WHAT THE TASK ASKS: Find each line holding "павильона" and copy it out.

===== EXERCISE INPUTS =====

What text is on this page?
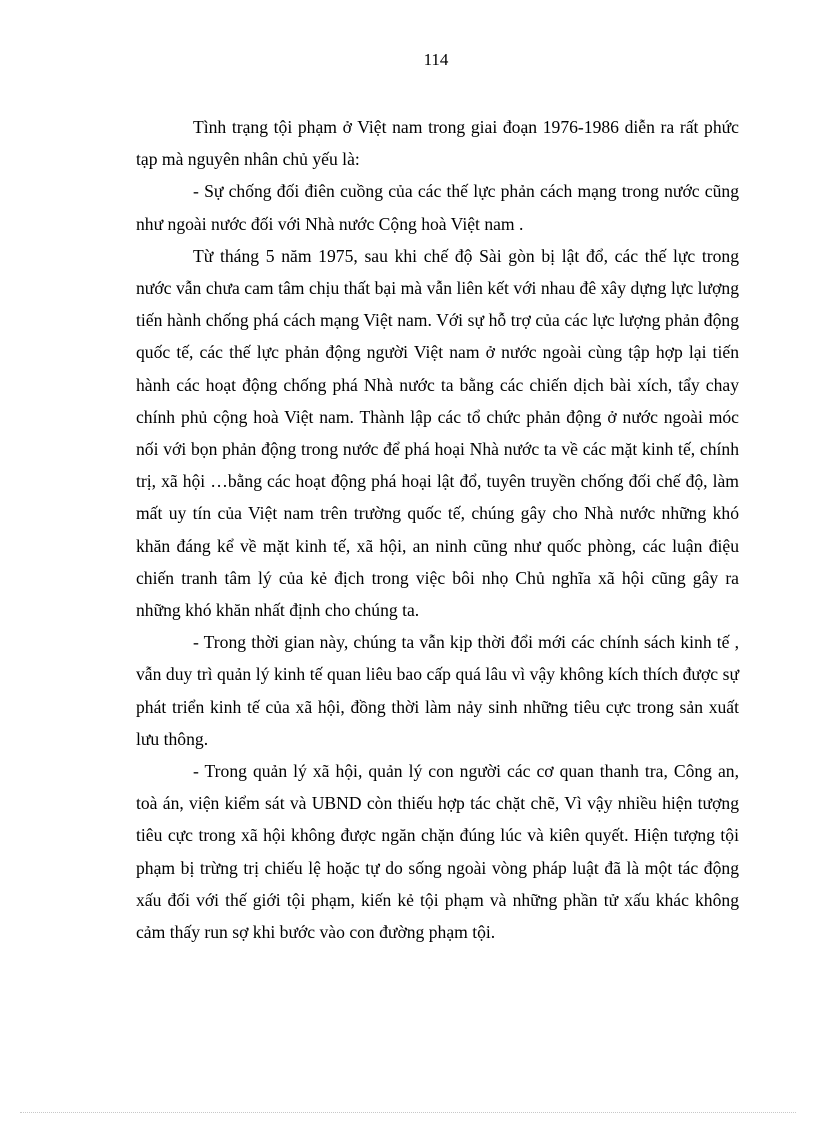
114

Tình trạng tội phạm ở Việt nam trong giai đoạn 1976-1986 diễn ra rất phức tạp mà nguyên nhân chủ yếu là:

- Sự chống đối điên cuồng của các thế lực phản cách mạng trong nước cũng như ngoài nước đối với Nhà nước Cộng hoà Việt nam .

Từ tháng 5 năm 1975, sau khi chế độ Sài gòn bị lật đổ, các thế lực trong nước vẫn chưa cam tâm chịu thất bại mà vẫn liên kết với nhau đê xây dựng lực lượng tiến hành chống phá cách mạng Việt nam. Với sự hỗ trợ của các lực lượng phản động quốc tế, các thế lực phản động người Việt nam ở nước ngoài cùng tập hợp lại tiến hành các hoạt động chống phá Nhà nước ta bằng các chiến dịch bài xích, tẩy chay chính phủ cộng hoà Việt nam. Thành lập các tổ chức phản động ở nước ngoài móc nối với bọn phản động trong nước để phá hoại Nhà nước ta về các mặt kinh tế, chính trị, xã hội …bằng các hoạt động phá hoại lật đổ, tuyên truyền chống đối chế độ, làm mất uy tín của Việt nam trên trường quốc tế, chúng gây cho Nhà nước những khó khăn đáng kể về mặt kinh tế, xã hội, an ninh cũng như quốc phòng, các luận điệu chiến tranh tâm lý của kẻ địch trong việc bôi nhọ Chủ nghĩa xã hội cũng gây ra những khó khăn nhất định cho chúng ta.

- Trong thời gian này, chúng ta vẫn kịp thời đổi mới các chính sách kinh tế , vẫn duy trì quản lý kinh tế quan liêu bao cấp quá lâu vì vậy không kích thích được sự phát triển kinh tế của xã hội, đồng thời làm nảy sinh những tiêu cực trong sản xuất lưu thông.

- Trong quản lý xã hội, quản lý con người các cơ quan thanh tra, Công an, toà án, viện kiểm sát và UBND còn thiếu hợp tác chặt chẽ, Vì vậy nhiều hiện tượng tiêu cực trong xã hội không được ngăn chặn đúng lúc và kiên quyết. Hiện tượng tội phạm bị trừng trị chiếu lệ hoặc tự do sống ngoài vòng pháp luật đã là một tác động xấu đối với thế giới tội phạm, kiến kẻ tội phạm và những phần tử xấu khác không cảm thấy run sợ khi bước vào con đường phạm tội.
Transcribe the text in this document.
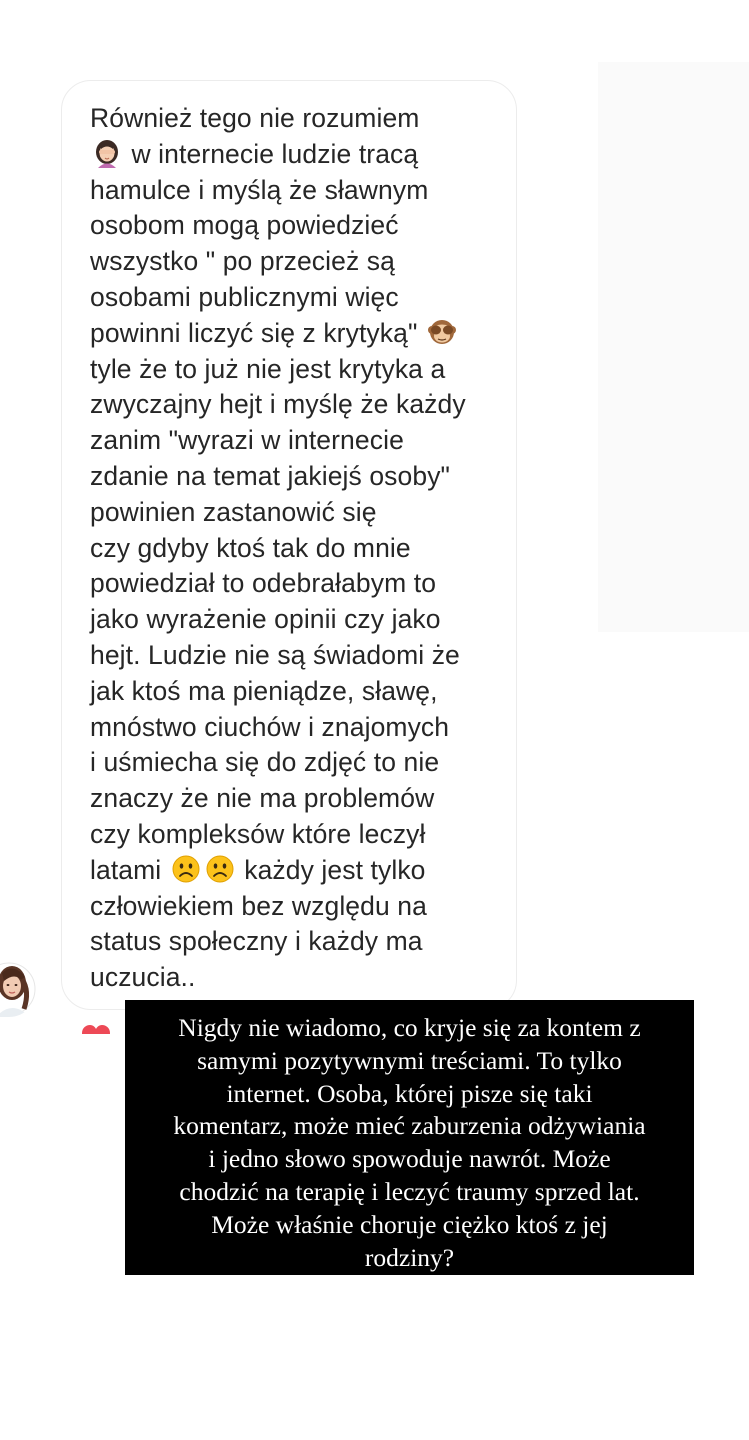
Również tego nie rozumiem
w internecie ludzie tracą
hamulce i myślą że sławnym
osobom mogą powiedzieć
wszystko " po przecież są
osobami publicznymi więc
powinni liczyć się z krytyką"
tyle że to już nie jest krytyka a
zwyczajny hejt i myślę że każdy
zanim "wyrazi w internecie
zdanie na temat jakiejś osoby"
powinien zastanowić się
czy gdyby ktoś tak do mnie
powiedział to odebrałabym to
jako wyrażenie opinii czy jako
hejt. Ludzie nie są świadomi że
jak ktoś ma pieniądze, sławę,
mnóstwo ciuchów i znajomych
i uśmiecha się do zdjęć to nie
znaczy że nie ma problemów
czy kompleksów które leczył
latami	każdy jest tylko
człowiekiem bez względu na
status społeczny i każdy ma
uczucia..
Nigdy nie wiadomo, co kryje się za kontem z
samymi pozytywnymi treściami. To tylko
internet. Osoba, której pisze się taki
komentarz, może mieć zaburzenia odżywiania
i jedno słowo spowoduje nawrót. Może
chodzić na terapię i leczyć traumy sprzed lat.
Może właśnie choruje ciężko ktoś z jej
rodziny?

=====
===== EXERCISE INPUTS =====

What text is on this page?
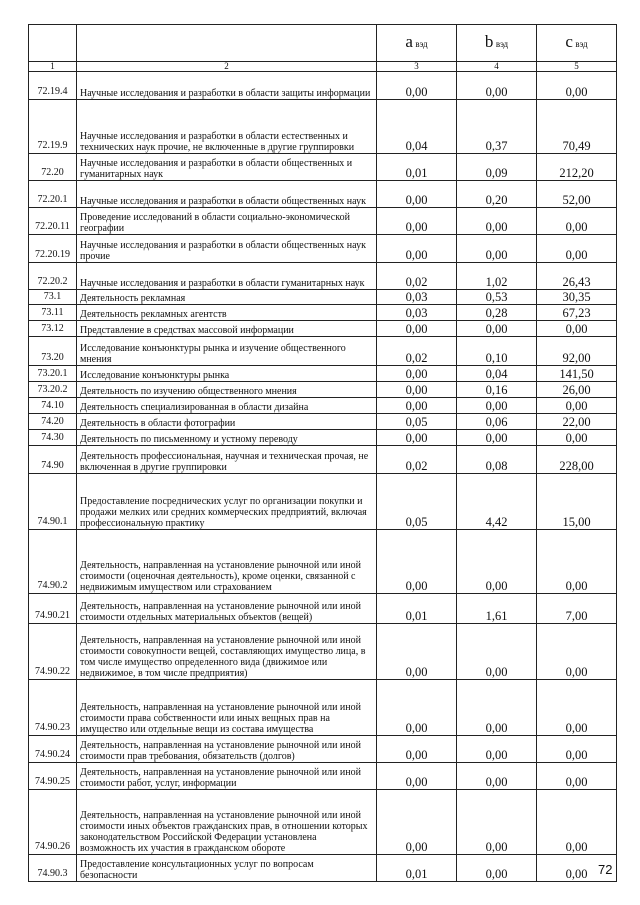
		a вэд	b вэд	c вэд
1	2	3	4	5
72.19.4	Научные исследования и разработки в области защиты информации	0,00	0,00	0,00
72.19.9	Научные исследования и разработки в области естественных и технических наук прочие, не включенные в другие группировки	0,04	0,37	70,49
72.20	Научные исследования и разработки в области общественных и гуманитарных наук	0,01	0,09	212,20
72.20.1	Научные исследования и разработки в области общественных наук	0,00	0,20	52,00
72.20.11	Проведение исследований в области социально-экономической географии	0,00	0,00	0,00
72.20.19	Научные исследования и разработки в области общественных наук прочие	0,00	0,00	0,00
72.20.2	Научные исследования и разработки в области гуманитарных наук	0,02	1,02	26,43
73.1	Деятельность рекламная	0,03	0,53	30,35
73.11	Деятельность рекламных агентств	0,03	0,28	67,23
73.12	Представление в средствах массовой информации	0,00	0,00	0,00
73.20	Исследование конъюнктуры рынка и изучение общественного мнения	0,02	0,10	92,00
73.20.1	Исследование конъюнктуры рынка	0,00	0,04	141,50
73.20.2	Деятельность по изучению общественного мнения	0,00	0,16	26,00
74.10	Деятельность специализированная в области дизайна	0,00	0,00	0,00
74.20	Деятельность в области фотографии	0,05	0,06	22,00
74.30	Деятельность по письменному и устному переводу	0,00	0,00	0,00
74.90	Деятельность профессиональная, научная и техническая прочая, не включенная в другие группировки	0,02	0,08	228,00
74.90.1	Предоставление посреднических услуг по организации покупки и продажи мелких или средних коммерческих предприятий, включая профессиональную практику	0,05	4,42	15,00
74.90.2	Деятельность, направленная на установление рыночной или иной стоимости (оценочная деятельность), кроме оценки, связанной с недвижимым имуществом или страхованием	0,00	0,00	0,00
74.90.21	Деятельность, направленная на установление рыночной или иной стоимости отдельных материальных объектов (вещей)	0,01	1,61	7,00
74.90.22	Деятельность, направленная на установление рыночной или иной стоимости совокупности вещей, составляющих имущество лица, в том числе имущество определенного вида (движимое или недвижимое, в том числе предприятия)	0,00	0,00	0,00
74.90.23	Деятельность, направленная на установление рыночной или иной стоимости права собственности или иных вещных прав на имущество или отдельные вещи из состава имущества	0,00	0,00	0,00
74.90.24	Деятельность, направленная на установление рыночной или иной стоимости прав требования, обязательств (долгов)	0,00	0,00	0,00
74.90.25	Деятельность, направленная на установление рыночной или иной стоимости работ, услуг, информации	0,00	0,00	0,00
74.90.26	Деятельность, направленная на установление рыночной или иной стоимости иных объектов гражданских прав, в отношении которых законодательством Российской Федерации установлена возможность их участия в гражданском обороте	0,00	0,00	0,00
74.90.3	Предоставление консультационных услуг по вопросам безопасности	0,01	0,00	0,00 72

=====
===== EXERCISE INPUTS =====

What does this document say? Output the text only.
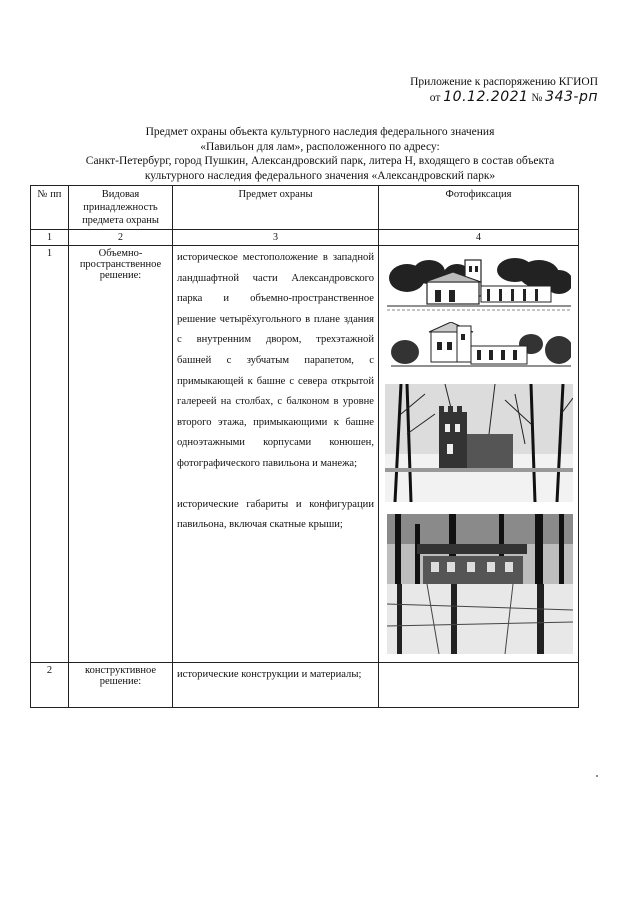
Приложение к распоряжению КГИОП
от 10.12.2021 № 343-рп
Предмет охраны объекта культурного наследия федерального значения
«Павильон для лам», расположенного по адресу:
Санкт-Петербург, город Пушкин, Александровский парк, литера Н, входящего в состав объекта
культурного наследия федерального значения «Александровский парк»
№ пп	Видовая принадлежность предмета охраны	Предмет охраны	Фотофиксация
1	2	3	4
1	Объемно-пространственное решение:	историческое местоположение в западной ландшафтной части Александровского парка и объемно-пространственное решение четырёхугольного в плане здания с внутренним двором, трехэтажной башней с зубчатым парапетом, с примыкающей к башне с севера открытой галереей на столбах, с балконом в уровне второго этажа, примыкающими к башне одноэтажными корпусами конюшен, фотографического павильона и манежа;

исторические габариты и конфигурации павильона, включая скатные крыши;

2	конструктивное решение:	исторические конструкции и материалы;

=====

TASK ANSWER:
1	Объемно-пространственное решение:	историческое местоположение в западной ландшафтной части Александровского парка и объемно-пространственное решение четырёхугольного в плане здания с внутренним двором, трехэтажной башней с зубчатым парапетом, с примыкающей к башне с севера открытой галереей на столбах, с балконом в уровне второго этажа, примыкающими к башне одноэтажными корпусами конюшен, фотографического павильона и манежа;
исторические габариты и конфигурации павильона, включая скатные крыши;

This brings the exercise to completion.